» **Your objective**
Go through the listing and pick out each line with the word "Märkische" in it.

== Data for the task ==

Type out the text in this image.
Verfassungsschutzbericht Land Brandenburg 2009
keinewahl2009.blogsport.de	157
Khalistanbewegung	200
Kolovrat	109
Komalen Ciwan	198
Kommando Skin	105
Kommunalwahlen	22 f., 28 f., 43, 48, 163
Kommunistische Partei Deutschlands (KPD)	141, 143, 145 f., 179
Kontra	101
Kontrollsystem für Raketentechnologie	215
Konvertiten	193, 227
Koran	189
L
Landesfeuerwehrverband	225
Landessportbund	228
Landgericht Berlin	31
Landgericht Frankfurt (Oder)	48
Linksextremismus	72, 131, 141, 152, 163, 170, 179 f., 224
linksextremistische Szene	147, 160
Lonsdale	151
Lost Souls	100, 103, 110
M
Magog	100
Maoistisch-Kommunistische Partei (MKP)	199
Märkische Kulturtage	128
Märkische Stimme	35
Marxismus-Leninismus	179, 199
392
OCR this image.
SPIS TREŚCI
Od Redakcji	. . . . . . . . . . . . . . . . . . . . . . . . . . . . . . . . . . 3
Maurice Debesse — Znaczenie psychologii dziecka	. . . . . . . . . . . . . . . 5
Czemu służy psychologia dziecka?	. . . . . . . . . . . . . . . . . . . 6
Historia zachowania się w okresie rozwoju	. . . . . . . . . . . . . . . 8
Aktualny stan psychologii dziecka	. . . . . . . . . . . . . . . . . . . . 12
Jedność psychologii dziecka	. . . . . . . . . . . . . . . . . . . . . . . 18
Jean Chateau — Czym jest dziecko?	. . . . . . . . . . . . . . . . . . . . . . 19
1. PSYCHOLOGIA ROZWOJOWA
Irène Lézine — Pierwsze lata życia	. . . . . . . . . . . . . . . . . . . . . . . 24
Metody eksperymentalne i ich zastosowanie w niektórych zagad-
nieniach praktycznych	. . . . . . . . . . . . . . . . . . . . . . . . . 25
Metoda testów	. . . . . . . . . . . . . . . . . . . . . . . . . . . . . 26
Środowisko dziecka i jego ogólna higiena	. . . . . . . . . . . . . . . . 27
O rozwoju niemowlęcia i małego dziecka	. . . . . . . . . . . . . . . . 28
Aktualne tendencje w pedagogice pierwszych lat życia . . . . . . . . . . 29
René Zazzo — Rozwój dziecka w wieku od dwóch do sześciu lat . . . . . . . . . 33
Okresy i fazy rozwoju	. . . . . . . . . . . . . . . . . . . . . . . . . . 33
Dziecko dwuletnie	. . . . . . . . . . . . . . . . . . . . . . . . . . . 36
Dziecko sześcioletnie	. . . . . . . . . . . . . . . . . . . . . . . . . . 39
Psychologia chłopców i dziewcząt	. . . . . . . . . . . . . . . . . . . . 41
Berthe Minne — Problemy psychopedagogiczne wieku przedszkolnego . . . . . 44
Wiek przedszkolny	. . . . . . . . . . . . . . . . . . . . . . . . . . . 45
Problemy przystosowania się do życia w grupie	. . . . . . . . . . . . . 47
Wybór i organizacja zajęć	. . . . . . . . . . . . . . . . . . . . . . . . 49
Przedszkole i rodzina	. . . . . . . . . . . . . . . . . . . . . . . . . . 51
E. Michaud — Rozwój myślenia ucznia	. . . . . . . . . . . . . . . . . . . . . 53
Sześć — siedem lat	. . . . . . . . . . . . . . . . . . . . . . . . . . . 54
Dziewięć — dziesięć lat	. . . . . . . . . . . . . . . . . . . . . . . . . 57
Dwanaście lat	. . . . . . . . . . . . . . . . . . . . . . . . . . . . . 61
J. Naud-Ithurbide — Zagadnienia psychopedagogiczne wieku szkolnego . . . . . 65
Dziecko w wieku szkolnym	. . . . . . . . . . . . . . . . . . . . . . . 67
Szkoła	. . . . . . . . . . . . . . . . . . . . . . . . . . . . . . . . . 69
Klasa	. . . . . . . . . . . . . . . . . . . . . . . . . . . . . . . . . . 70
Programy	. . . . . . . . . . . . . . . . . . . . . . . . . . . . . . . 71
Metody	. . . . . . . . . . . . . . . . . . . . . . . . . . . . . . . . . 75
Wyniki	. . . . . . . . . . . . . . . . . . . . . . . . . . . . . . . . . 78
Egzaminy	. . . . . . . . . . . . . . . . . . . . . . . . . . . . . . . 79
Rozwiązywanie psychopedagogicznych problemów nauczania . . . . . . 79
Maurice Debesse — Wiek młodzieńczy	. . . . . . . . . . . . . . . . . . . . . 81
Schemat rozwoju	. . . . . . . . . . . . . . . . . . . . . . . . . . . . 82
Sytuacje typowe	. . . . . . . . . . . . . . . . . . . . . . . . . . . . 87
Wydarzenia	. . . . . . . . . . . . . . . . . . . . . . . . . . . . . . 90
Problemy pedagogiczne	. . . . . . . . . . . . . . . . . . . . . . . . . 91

===

» **Problem solution**
Märkische Kulturtage	128
Märkische Stimme	35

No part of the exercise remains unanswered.